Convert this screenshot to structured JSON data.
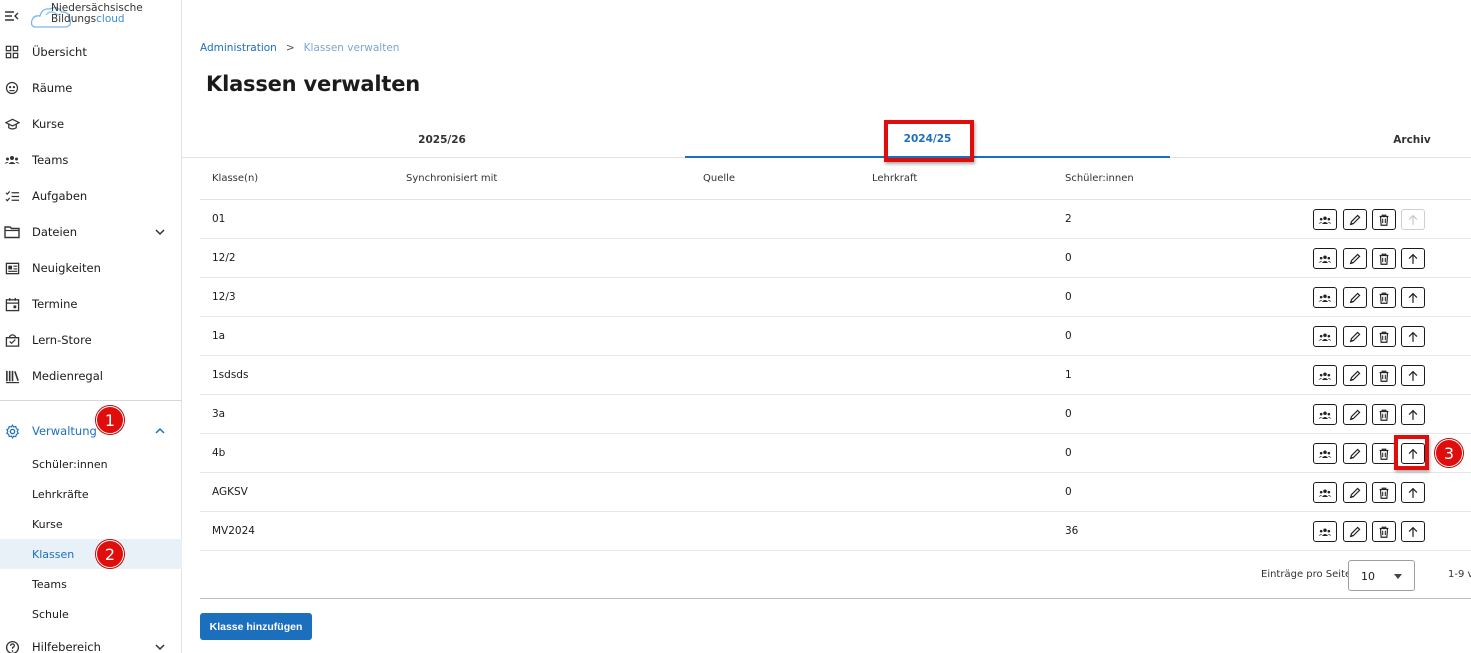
{
  "logo": {
    "line1": "Niedersächsische",
    "line2a": "Bildungs",
    "line2b": "cloud"
  },
  "sidebar": {
    "items": [
      {
        "label": "Übersicht",
        "icon": "dashboard-icon"
      },
      {
        "label": "Räume",
        "icon": "rooms-icon"
      },
      {
        "label": "Kurse",
        "icon": "courses-icon"
      },
      {
        "label": "Teams",
        "icon": "teams-icon"
      },
      {
        "label": "Aufgaben",
        "icon": "tasks-icon"
      },
      {
        "label": "Dateien",
        "icon": "folder-icon"
      },
      {
        "label": "Neuigkeiten",
        "icon": "news-icon"
      },
      {
        "label": "Termine",
        "icon": "calendar-icon"
      },
      {
        "label": "Lern-Store",
        "icon": "store-icon"
      },
      {
        "label": "Medienregal",
        "icon": "media-shelf-icon"
      }
    ],
    "admin": {
      "label": "Verwaltung",
      "icon": "gear-icon"
    },
    "admin_sub": [
      "Schüler:innen",
      "Lehrkräfte",
      "Kurse",
      "Klassen",
      "Teams",
      "Schule"
    ],
    "help": {
      "label": "Hilfebereich",
      "icon": "help-icon"
    }
  },
  "markers": [
    "1",
    "2",
    "3"
  ],
  "breadcrumb": {
    "parent": "Administration",
    "sep": ">",
    "current": "Klassen verwalten"
  },
  "page_title": "Klassen verwalten",
  "tabs": [
    "2025/26",
    "2024/25",
    "Archiv"
  ],
  "table": {
    "headers": [
      "Klasse(n)",
      "Synchronisiert mit",
      "Quelle",
      "Lehrkraft",
      "Schüler:innen"
    ],
    "rows": [
      {
        "name": "01",
        "students": "2"
      },
      {
        "name": "12/2",
        "students": "0"
      },
      {
        "name": "12/3",
        "students": "0"
      },
      {
        "name": "1a",
        "students": "0"
      },
      {
        "name": "1sdsds",
        "students": "1"
      },
      {
        "name": "3a",
        "students": "0"
      },
      {
        "name": "4b",
        "students": "0"
      },
      {
        "name": "AGKSV",
        "students": "0"
      },
      {
        "name": "MV2024",
        "students": "36"
      }
    ]
  },
  "footer": {
    "per_page_label": "Einträge pro Seite",
    "per_page_value": "10",
    "range": "1-9 v"
  },
  "add_button": "Klasse hinzufügen",
  "colors": {
    "accent": "#1b6fbd",
    "marker": "#e00d0d"
  }
}
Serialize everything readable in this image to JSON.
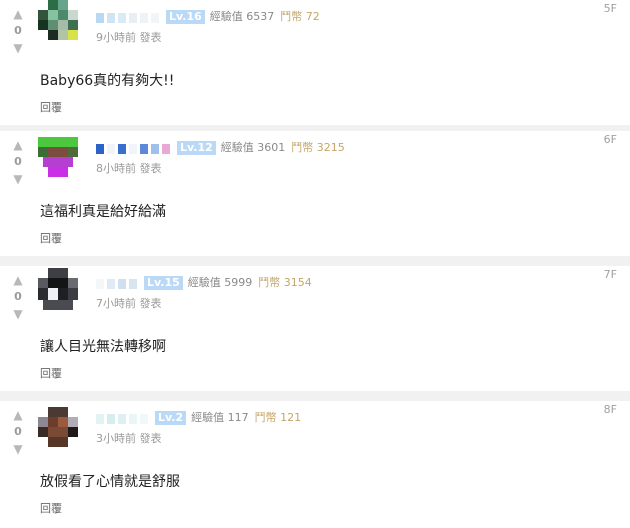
{
  "ui": {
    "upvote_glyph": "▲",
    "downvote_glyph": "▼",
    "reply_label": "回覆",
    "colors": {
      "level_badge": "#b9d9f7",
      "coins": "#c4a56a",
      "card": "#ffffff",
      "page": "#f1f1f1"
    }
  },
  "comments": [
    {
      "score": "0",
      "level": "Lv.16",
      "exp": "經驗值 6537",
      "coins": "鬥幣 72",
      "time": "9小時前 發表",
      "floor": "5F",
      "content": "Baby66真的有夠大!!"
    },
    {
      "score": "0",
      "level": "Lv.12",
      "exp": "經驗值 3601",
      "coins": "鬥幣 3215",
      "time": "8小時前 發表",
      "floor": "6F",
      "content": "這福利真是給好給滿"
    },
    {
      "score": "0",
      "level": "Lv.15",
      "exp": "經驗值 5999",
      "coins": "鬥幣 3154",
      "time": "7小時前 發表",
      "floor": "7F",
      "content": "讓人目光無法轉移啊"
    },
    {
      "score": "0",
      "level": "Lv.2",
      "exp": "經驗值 117",
      "coins": "鬥幣 121",
      "time": "3小時前 發表",
      "floor": "8F",
      "content": "放假看了心情就是舒服"
    }
  ]
}
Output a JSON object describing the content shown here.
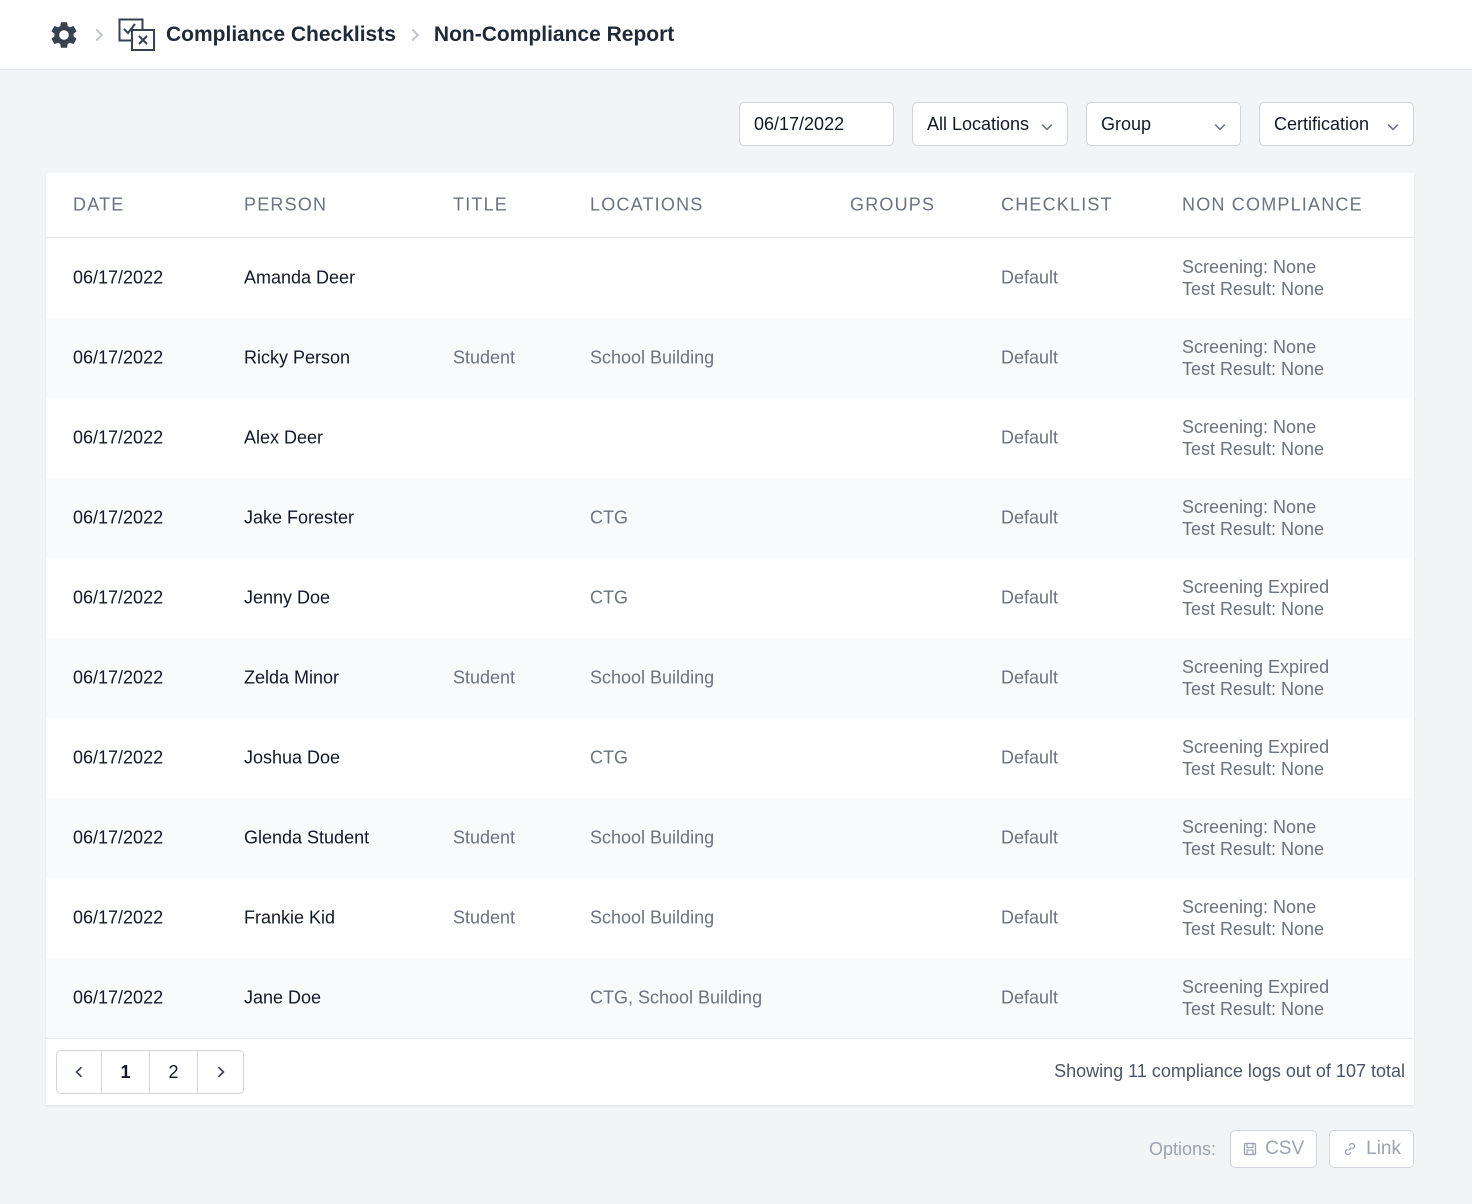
{
  "breadcrumb": {
    "section": "Compliance Checklists",
    "page": "Non-Compliance Report"
  },
  "filters": {
    "date": "06/17/2022",
    "locations": "All Locations",
    "group": "Group",
    "certification": "Certification"
  },
  "table": {
    "headers": [
      "DATE",
      "PERSON",
      "TITLE",
      "LOCATIONS",
      "GROUPS",
      "CHECKLIST",
      "NON COMPLIANCE"
    ],
    "rows": [
      {
        "date": "06/17/2022",
        "person": "Amanda Deer",
        "title": "",
        "locations": "",
        "groups": "",
        "checklist": "Default",
        "nc1": "Screening: None",
        "nc2": "Test Result: None"
      },
      {
        "date": "06/17/2022",
        "person": "Ricky Person",
        "title": "Student",
        "locations": "School Building",
        "groups": "",
        "checklist": "Default",
        "nc1": "Screening: None",
        "nc2": "Test Result: None"
      },
      {
        "date": "06/17/2022",
        "person": "Alex Deer",
        "title": "",
        "locations": "",
        "groups": "",
        "checklist": "Default",
        "nc1": "Screening: None",
        "nc2": "Test Result: None"
      },
      {
        "date": "06/17/2022",
        "person": "Jake Forester",
        "title": "",
        "locations": "CTG",
        "groups": "",
        "checklist": "Default",
        "nc1": "Screening: None",
        "nc2": "Test Result: None"
      },
      {
        "date": "06/17/2022",
        "person": "Jenny Doe",
        "title": "",
        "locations": "CTG",
        "groups": "",
        "checklist": "Default",
        "nc1": "Screening Expired",
        "nc2": "Test Result: None"
      },
      {
        "date": "06/17/2022",
        "person": "Zelda Minor",
        "title": "Student",
        "locations": "School Building",
        "groups": "",
        "checklist": "Default",
        "nc1": "Screening Expired",
        "nc2": "Test Result: None"
      },
      {
        "date": "06/17/2022",
        "person": "Joshua Doe",
        "title": "",
        "locations": "CTG",
        "groups": "",
        "checklist": "Default",
        "nc1": "Screening Expired",
        "nc2": "Test Result: None"
      },
      {
        "date": "06/17/2022",
        "person": "Glenda Student",
        "title": "Student",
        "locations": "School Building",
        "groups": "",
        "checklist": "Default",
        "nc1": "Screening: None",
        "nc2": "Test Result: None"
      },
      {
        "date": "06/17/2022",
        "person": "Frankie Kid",
        "title": "Student",
        "locations": "School Building",
        "groups": "",
        "checklist": "Default",
        "nc1": "Screening: None",
        "nc2": "Test Result: None"
      },
      {
        "date": "06/17/2022",
        "person": "Jane Doe",
        "title": "",
        "locations": "CTG, School Building",
        "groups": "",
        "checklist": "Default",
        "nc1": "Screening Expired",
        "nc2": "Test Result: None"
      }
    ]
  },
  "pagination": {
    "pages": [
      "1",
      "2"
    ],
    "showing": "Showing 11 compliance logs out of 107 total"
  },
  "options": {
    "label": "Options:",
    "csv": "CSV",
    "link": "Link"
  },
  "icons": {
    "settings": "gear-icon",
    "checklist": "checklist-icon",
    "separator": "chevron-right-icon"
  }
}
--
§ TASK
Transcribe every entry word for word, but skip the pictures.

§ WORKED SOLUTION
Convert this screenshot to structured JSON data.
{
  "logo": {
    "line1": "Niedersächsische",
    "line2a": "Bildungs",
    "line2b": "cloud"
  },
  "sidebar": {
    "items": [
      {
        "label": "Übersicht",
        "icon": "dashboard-icon"
      },
      {
        "label": "Räume",
        "icon": "rooms-icon"
      },
      {
        "label": "Kurse",
        "icon": "courses-icon"
      },
      {
        "label": "Teams",
        "icon": "teams-icon"
      },
      {
        "label": "Aufgaben",
        "icon": "tasks-icon"
      },
      {
        "label": "Dateien",
        "icon": "folder-icon"
      },
      {
        "label": "Neuigkeiten",
        "icon": "news-icon"
      },
      {
        "label": "Termine",
        "icon": "calendar-icon"
      },
      {
        "label": "Lern-Store",
        "icon": "store-icon"
      },
      {
        "label": "Medienregal",
        "icon": "media-shelf-icon"
      }
    ],
    "admin": {
      "label": "Verwaltung",
      "icon": "gear-icon"
    },
    "admin_sub": [
      "Schüler:innen",
      "Lehrkräfte",
      "Kurse",
      "Klassen",
      "Teams",
      "Schule"
    ],
    "help": {
      "label": "Hilfebereich",
      "icon": "help-icon"
    }
  },
  "markers": [
    "1",
    "2",
    "3"
  ],
  "breadcrumb": {
    "parent": "Administration",
    "sep": ">",
    "current": "Klassen verwalten"
  },
  "page_title": "Klassen verwalten",
  "tabs": [
    "2025/26",
    "2024/25",
    "Archiv"
  ],
  "table": {
    "headers": [
      "Klasse(n)",
      "Synchronisiert mit",
      "Quelle",
      "Lehrkraft",
      "Schüler:innen"
    ],
    "rows": [
      {
        "name": "01",
        "students": "2"
      },
      {
        "name": "12/2",
        "students": "0"
      },
      {
        "name": "12/3",
        "students": "0"
      },
      {
        "name": "1a",
        "students": "0"
      },
      {
        "name": "1sdsds",
        "students": "1"
      },
      {
        "name": "3a",
        "students": "0"
      },
      {
        "name": "4b",
        "students": "0"
      },
      {
        "name": "AGKSV",
        "students": "0"
      },
      {
        "name": "MV2024",
        "students": "36"
      }
    ]
  },
  "footer": {
    "per_page_label": "Einträge pro Seite",
    "per_page_value": "10",
    "range": "1-9 v"
  },
  "add_button": "Klasse hinzufügen",
  "colors": {
    "accent": "#1b6fbd",
    "marker": "#e00d0d"
  }
}
Serialize everything readable in this image to JSON.
{
  "ui": {
    "upvote_glyph": "▲",
    "downvote_glyph": "▼",
    "reply_label": "回覆",
    "colors": {
      "level_badge": "#b9d9f7",
      "coins": "#c4a56a",
      "card": "#ffffff",
      "page": "#f1f1f1"
    }
  },
  "comments": [
    {
      "score": "0",
      "level": "Lv.16",
      "exp": "經驗值 6537",
      "coins": "鬥幣 72",
      "time": "9小時前 發表",
      "floor": "5F",
      "content": "Baby66真的有夠大!!"
    },
    {
      "score": "0",
      "level": "Lv.12",
      "exp": "經驗值 3601",
      "coins": "鬥幣 3215",
      "time": "8小時前 發表",
      "floor": "6F",
      "content": "這福利真是給好給滿"
    },
    {
      "score": "0",
      "level": "Lv.15",
      "exp": "經驗值 5999",
      "coins": "鬥幣 3154",
      "time": "7小時前 發表",
      "floor": "7F",
      "content": "讓人目光無法轉移啊"
    },
    {
      "score": "0",
      "level": "Lv.2",
      "exp": "經驗值 117",
      "coins": "鬥幣 121",
      "time": "3小時前 發表",
      "floor": "8F",
      "content": "放假看了心情就是舒服"
    }
  ]
}
Output a JSON object describing the content shown here.
{
  "breadcrumb": {
    "section": "Compliance Checklists",
    "page": "Non-Compliance Report"
  },
  "filters": {
    "date": "06/17/2022",
    "locations": "All Locations",
    "group": "Group",
    "certification": "Certification"
  },
  "table": {
    "headers": [
      "DATE",
      "PERSON",
      "TITLE",
      "LOCATIONS",
      "GROUPS",
      "CHECKLIST",
      "NON COMPLIANCE"
    ],
    "rows": [
      {
        "date": "06/17/2022",
        "person": "Amanda Deer",
        "title": "",
        "locations": "",
        "groups": "",
        "checklist": "Default",
        "nc1": "Screening: None",
        "nc2": "Test Result: None"
      },
      {
        "date": "06/17/2022",
        "person": "Ricky Person",
        "title": "Student",
        "locations": "School Building",
        "groups": "",
        "checklist": "Default",
        "nc1": "Screening: None",
        "nc2": "Test Result: None"
      },
      {
        "date": "06/17/2022",
        "person": "Alex Deer",
        "title": "",
        "locations": "",
        "groups": "",
        "checklist": "Default",
        "nc1": "Screening: None",
        "nc2": "Test Result: None"
      },
      {
        "date": "06/17/2022",
        "person": "Jake Forester",
        "title": "",
        "locations": "CTG",
        "groups": "",
        "checklist": "Default",
        "nc1": "Screening: None",
        "nc2": "Test Result: None"
      },
      {
        "date": "06/17/2022",
        "person": "Jenny Doe",
        "title": "",
        "locations": "CTG",
        "groups": "",
        "checklist": "Default",
        "nc1": "Screening Expired",
        "nc2": "Test Result: None"
      },
      {
        "date": "06/17/2022",
        "person": "Zelda Minor",
        "title": "Student",
        "locations": "School Building",
        "groups": "",
        "checklist": "Default",
        "nc1": "Screening Expired",
        "nc2": "Test Result: None"
      },
      {
        "date": "06/17/2022",
        "person": "Joshua Doe",
        "title": "",
        "locations": "CTG",
        "groups": "",
        "checklist": "Default",
        "nc1": "Screening Expired",
        "nc2": "Test Result: None"
      },
      {
        "date": "06/17/2022",
        "person": "Glenda Student",
        "title": "Student",
        "locations": "School Building",
        "groups": "",
        "checklist": "Default",
        "nc1": "Screening: None",
        "nc2": "Test Result: None"
      },
      {
        "date": "06/17/2022",
        "person": "Frankie Kid",
        "title": "Student",
        "locations": "School Building",
        "groups": "",
        "checklist": "Default",
        "nc1": "Screening: None",
        "nc2": "Test Result: None"
      },
      {
        "date": "06/17/2022",
        "person": "Jane Doe",
        "title": "",
        "locations": "CTG, School Building",
        "groups": "",
        "checklist": "Default",
        "nc1": "Screening Expired",
        "nc2": "Test Result: None"
      }
    ]
  },
  "pagination": {
    "pages": [
      "1",
      "2"
    ],
    "showing": "Showing 11 compliance logs out of 107 total"
  },
  "options": {
    "label": "Options:",
    "csv": "CSV",
    "link": "Link"
  },
  "icons": {
    "settings": "gear-icon",
    "checklist": "checklist-icon",
    "separator": "chevron-right-icon"
  }
}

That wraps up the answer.